===== Raw data

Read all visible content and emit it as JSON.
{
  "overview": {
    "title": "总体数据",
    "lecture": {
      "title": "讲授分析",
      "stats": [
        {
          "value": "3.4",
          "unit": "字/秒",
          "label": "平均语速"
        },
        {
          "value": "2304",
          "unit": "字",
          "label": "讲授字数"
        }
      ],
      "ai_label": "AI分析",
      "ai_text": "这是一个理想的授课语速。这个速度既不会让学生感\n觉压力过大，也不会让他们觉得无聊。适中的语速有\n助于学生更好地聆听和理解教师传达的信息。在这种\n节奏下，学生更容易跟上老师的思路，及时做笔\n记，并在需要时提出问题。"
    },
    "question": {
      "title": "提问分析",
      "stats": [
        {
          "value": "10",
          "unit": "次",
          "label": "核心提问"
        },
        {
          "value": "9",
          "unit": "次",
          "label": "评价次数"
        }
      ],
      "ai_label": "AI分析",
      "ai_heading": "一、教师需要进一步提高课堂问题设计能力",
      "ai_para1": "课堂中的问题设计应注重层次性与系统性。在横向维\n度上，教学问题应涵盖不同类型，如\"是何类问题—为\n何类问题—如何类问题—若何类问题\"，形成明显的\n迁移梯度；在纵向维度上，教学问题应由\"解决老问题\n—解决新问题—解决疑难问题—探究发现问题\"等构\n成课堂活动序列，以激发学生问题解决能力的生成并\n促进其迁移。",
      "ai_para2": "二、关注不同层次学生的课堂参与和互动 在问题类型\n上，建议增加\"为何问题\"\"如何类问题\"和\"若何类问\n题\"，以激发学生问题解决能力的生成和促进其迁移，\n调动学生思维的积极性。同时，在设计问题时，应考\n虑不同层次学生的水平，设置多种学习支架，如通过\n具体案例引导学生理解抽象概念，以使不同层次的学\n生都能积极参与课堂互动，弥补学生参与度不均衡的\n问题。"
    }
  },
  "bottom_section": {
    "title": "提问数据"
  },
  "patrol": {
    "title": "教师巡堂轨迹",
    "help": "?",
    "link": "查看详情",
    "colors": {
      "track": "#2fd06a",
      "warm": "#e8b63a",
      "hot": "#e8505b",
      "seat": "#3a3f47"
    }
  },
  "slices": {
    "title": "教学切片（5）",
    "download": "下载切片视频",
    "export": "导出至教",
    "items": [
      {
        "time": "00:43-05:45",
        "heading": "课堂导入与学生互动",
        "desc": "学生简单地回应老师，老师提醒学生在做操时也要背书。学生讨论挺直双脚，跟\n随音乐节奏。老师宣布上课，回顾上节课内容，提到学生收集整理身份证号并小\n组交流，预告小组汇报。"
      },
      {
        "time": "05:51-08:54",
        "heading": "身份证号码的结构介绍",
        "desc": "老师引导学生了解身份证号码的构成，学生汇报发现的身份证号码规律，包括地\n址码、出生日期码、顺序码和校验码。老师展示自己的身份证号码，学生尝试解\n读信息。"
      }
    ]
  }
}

==========

Return the lines above exactly, keeping every word.

Read all visible content and emit it as JSON.
{
  "overview": {
    "title": "总体数据",
    "lecture": {
      "title": "讲授分析",
      "stats": [
        {
          "value": "3.4",
          "unit": "字/秒",
          "label": "平均语速"
        },
        {
          "value": "2304",
          "unit": "字",
          "label": "讲授字数"
        }
      ],
      "ai_label": "AI分析",
      "ai_text": "这是一个理想的授课语速。这个速度既不会让学生感\n觉压力过大，也不会让他们觉得无聊。适中的语速有\n助于学生更好地聆听和理解教师传达的信息。在这种\n节奏下，学生更容易跟上老师的思路，及时做笔\n记，并在需要时提出问题。"
    },
    "question": {
      "title": "提问分析",
      "stats": [
        {
          "value": "10",
          "unit": "次",
          "label": "核心提问"
        },
        {
          "value": "9",
          "unit": "次",
          "label": "评价次数"
        }
      ],
      "ai_label": "AI分析",
      "ai_heading": "一、教师需要进一步提高课堂问题设计能力",
      "ai_para1": "课堂中的问题设计应注重层次性与系统性。在横向维\n度上，教学问题应涵盖不同类型，如\"是何类问题—为\n何类问题—如何类问题—若何类问题\"，形成明显的\n迁移梯度；在纵向维度上，教学问题应由\"解决老问题\n—解决新问题—解决疑难问题—探究发现问题\"等构\n成课堂活动序列，以激发学生问题解决能力的生成并\n促进其迁移。",
      "ai_para2": "二、关注不同层次学生的课堂参与和互动 在问题类型\n上，建议增加\"为何问题\"\"如何类问题\"和\"若何类问\n题\"，以激发学生问题解决能力的生成和促进其迁移，\n调动学生思维的积极性。同时，在设计问题时，应考\n虑不同层次学生的水平，设置多种学习支架，如通过\n具体案例引导学生理解抽象概念，以使不同层次的学\n生都能积极参与课堂互动，弥补学生参与度不均衡的\n问题。"
    }
  },
  "bottom_section": {
    "title": "提问数据"
  },
  "patrol": {
    "title": "教师巡堂轨迹",
    "help": "?",
    "link": "查看详情",
    "colors": {
      "track": "#2fd06a",
      "warm": "#e8b63a",
      "hot": "#e8505b",
      "seat": "#3a3f47"
    }
  },
  "slices": {
    "title": "教学切片（5）",
    "download": "下载切片视频",
    "export": "导出至教",
    "items": [
      {
        "time": "00:43-05:45",
        "heading": "课堂导入与学生互动",
        "desc": "学生简单地回应老师，老师提醒学生在做操时也要背书。学生讨论挺直双脚，跟\n随音乐节奏。老师宣布上课，回顾上节课内容，提到学生收集整理身份证号并小\n组交流，预告小组汇报。"
      },
      {
        "time": "05:51-08:54",
        "heading": "身份证号码的结构介绍",
        "desc": "老师引导学生了解身份证号码的构成，学生汇报发现的身份证号码规律，包括地\n址码、出生日期码、顺序码和校验码。老师展示自己的身份证号码，学生尝试解\n读信息。"
      }
    ]
  }
}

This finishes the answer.